* What needs to be done *
Render every line of the data records below as a Markdown table with a "Row" column holding the row number and a "Record line" column holding the line itself. Leave out any blank lines.

Data records
— Begin —
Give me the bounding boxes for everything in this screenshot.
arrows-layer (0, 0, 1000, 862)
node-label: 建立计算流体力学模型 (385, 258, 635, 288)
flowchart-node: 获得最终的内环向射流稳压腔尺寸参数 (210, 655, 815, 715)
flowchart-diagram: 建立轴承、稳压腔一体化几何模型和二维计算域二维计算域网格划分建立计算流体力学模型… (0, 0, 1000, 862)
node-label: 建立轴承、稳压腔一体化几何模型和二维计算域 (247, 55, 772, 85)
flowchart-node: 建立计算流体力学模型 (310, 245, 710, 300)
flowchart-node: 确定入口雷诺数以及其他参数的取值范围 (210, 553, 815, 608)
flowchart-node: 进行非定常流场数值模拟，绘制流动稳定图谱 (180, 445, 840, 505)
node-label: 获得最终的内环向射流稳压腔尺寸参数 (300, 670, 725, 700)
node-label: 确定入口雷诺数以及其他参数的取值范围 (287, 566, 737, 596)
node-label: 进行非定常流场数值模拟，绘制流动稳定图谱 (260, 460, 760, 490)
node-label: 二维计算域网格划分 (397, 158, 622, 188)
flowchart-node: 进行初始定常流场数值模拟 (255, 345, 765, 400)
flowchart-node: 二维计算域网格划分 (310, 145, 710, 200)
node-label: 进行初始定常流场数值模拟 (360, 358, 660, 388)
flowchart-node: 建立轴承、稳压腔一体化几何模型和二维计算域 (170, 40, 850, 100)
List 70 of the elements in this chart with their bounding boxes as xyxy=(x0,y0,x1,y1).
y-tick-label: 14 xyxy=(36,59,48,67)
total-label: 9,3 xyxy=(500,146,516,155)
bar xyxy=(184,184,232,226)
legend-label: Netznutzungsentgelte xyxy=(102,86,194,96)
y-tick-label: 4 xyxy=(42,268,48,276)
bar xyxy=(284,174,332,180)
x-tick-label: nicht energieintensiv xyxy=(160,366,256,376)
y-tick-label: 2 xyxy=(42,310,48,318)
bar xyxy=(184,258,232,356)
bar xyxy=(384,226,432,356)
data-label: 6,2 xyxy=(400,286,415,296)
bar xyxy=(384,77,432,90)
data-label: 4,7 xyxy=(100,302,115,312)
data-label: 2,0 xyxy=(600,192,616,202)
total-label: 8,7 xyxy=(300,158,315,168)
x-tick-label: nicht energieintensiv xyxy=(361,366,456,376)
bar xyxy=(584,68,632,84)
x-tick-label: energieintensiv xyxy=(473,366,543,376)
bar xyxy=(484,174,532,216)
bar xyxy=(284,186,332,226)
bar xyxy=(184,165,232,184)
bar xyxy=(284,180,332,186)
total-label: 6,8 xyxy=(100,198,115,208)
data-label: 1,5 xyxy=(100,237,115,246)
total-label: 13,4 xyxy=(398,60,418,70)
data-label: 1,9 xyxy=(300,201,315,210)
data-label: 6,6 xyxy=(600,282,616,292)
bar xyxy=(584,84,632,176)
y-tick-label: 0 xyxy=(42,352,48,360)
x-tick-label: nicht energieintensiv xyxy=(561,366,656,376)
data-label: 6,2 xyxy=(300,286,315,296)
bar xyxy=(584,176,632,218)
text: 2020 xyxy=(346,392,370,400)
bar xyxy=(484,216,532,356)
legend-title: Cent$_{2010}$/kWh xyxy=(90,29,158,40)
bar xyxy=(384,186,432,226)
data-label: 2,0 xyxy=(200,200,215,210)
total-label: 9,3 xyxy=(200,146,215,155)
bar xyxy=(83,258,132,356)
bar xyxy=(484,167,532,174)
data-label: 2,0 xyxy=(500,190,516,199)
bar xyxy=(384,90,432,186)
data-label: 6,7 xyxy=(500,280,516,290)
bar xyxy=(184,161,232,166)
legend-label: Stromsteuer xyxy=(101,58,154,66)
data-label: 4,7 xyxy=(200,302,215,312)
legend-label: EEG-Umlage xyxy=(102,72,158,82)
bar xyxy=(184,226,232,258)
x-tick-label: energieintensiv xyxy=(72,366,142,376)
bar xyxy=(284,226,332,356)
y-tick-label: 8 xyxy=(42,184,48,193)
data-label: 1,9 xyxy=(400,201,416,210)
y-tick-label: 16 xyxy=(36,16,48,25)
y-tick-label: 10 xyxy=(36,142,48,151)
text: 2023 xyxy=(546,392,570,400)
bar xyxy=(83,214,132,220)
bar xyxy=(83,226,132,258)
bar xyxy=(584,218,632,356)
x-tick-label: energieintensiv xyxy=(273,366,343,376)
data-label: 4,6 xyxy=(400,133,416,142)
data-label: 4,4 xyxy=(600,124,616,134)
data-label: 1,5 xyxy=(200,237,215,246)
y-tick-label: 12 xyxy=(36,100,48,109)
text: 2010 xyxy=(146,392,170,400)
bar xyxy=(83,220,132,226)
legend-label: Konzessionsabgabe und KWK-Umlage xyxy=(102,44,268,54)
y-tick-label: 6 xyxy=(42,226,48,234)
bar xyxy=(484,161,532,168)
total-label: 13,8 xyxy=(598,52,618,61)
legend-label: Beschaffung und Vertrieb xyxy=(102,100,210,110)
— End —
* Final answer *
| Row | Record line |
|---|---|
| 1 | Give me the bounding boxes for everything in this screenshot. |
| 2 | arrows-layer (0, 0, 1000, 862) |
| 3 | node-label: 建立计算流体力学模型 (385, 258, 635, 288) |
| 4 | flowchart-node: 获得最终的内环向射流稳压腔尺寸参数 (210, 655, 815, 715) |
| 5 | flowchart-diagram: 建立轴承、稳压腔一体化几何模型和二维计算域二维计算域网格划分建立计算流体力学模型… (0, 0, 1000, 862) |
| 6 | node-label: 建立轴承、稳压腔一体化几何模型和二维计算域 (247, 55, 772, 85) |
| 7 | flowchart-node: 建立计算流体力学模型 (310, 245, 710, 300) |
| 8 | flowchart-node: 确定入口雷诺数以及其他参数的取值范围 (210, 553, 815, 608) |
| 9 | flowchart-node: 进行非定常流场数值模拟，绘制流动稳定图谱 (180, 445, 840, 505) |
| 10 | node-label: 获得最终的内环向射流稳压腔尺寸参数 (300, 670, 725, 700) |
| 11 | node-label: 确定入口雷诺数以及其他参数的取值范围 (287, 566, 737, 596) |
| 12 | node-label: 进行非定常流场数值模拟，绘制流动稳定图谱 (260, 460, 760, 490) |
| 13 | node-label: 二维计算域网格划分 (397, 158, 622, 188) |
| 14 | flowchart-node: 进行初始定常流场数值模拟 (255, 345, 765, 400) |
| 15 | flowchart-node: 二维计算域网格划分 (310, 145, 710, 200) |
| 16 | node-label: 进行初始定常流场数值模拟 (360, 358, 660, 388) |
| 17 | flowchart-node: 建立轴承、稳压腔一体化几何模型和二维计算域 (170, 40, 850, 100) |
| 18 | List 70 of the elements in this chart with their bounding boxes as xyxy=(x0,y0,x1,y1). |
| 19 | y-tick-label: 14 xyxy=(36,59,48,67) |
| 20 | total-label: 9,3 xyxy=(500,146,516,155) |
| 21 | bar xyxy=(184,184,232,226) |
| 22 | legend-label: Netznutzungsentgelte xyxy=(102,86,194,96) |
| 23 | y-tick-label: 4 xyxy=(42,268,48,276) |
| 24 | bar xyxy=(284,174,332,180) |
| 25 | x-tick-label: nicht energieintensiv xyxy=(160,366,256,376) |
| 26 | y-tick-label: 2 xyxy=(42,310,48,318) |
| 27 | bar xyxy=(184,258,232,356) |
| 28 | bar xyxy=(384,226,432,356) |
| 29 | data-label: 6,2 xyxy=(400,286,415,296) |
| 30 | bar xyxy=(384,77,432,90) |
| 31 | data-label: 4,7 xyxy=(100,302,115,312) |
| 32 | data-label: 2,0 xyxy=(600,192,616,202) |
| 33 | total-label: 8,7 xyxy=(300,158,315,168) |
| 34 | x-tick-label: nicht energieintensiv xyxy=(361,366,456,376) |
| 35 | bar xyxy=(584,68,632,84) |
| 36 | x-tick-label: energieintensiv xyxy=(473,366,543,376) |
| 37 | bar xyxy=(484,174,532,216) |
| 38 | bar xyxy=(284,186,332,226) |
| 39 | bar xyxy=(184,165,232,184) |
| 40 | bar xyxy=(284,180,332,186) |
| 41 | total-label: 6,8 xyxy=(100,198,115,208) |
| 42 | data-label: 1,5 xyxy=(100,237,115,246) |
| 43 | total-label: 13,4 xyxy=(398,60,418,70) |
| 44 | data-label: 1,9 xyxy=(300,201,315,210) |
| 45 | data-label: 6,6 xyxy=(600,282,616,292) |
| 46 | bar xyxy=(584,84,632,176) |
| 47 | y-tick-label: 0 xyxy=(42,352,48,360) |
| 48 | x-tick-label: nicht energieintensiv xyxy=(561,366,656,376) |
| 49 | data-label: 6,2 xyxy=(300,286,315,296) |
| 50 | bar xyxy=(584,176,632,218) |
| 51 | text: 2020 xyxy=(346,392,370,400) |
| 52 | bar xyxy=(484,216,532,356) |
| 53 | legend-title: Cent$_{2010}$/kWh xyxy=(90,29,158,40) |
| 54 | bar xyxy=(384,186,432,226) |
| 55 | data-label: 2,0 xyxy=(200,200,215,210) |
| 56 | total-label: 9,3 xyxy=(200,146,215,155) |
| 57 | bar xyxy=(83,258,132,356) |
| 58 | bar xyxy=(484,167,532,174) |
| 59 | data-label: 2,0 xyxy=(500,190,516,199) |
| 60 | bar xyxy=(384,90,432,186) |
| 61 | data-label: 6,7 xyxy=(500,280,516,290) |
| 62 | bar xyxy=(184,161,232,166) |
| 63 | legend-label: Stromsteuer xyxy=(101,58,154,66) |
| 64 | data-label: 4,7 xyxy=(200,302,215,312) |
| 65 | legend-label: EEG-Umlage xyxy=(102,72,158,82) |
| 66 | bar xyxy=(184,226,232,258) |
| 67 | x-tick-label: energieintensiv xyxy=(72,366,142,376) |
| 68 | bar xyxy=(284,226,332,356) |
| 69 | y-tick-label: 8 xyxy=(42,184,48,193) |
| 70 | data-label: 1,9 xyxy=(400,201,416,210) |
| 71 | y-tick-label: 16 xyxy=(36,16,48,25) |
| 72 | y-tick-label: 10 xyxy=(36,142,48,151) |
| 73 | text: 2023 xyxy=(546,392,570,400) |
| 74 | bar xyxy=(83,214,132,220) |
| 75 | bar xyxy=(83,226,132,258) |
| 76 | bar xyxy=(584,218,632,356) |
| 77 | x-tick-label: energieintensiv xyxy=(273,366,343,376) |
| 78 | data-label: 4,6 xyxy=(400,133,416,142) |
| 79 | data-label: 4,4 xyxy=(600,124,616,134) |
| 80 | data-label: 1,5 xyxy=(200,237,215,246) |
| 81 | y-tick-label: 12 xyxy=(36,100,48,109) |
| 82 | text: 2010 xyxy=(146,392,170,400) |
| 83 | bar xyxy=(83,220,132,226) |
| 84 | legend-label: Konzessionsabgabe und KWK-Umlage xyxy=(102,44,268,54) |
| 85 | y-tick-label: 6 xyxy=(42,226,48,234) |
| 86 | bar xyxy=(484,161,532,168) |
| 87 | total-label: 13,8 xyxy=(598,52,618,61) |
| 88 | legend-label: Beschaffung und Vertrieb xyxy=(102,100,210,110) |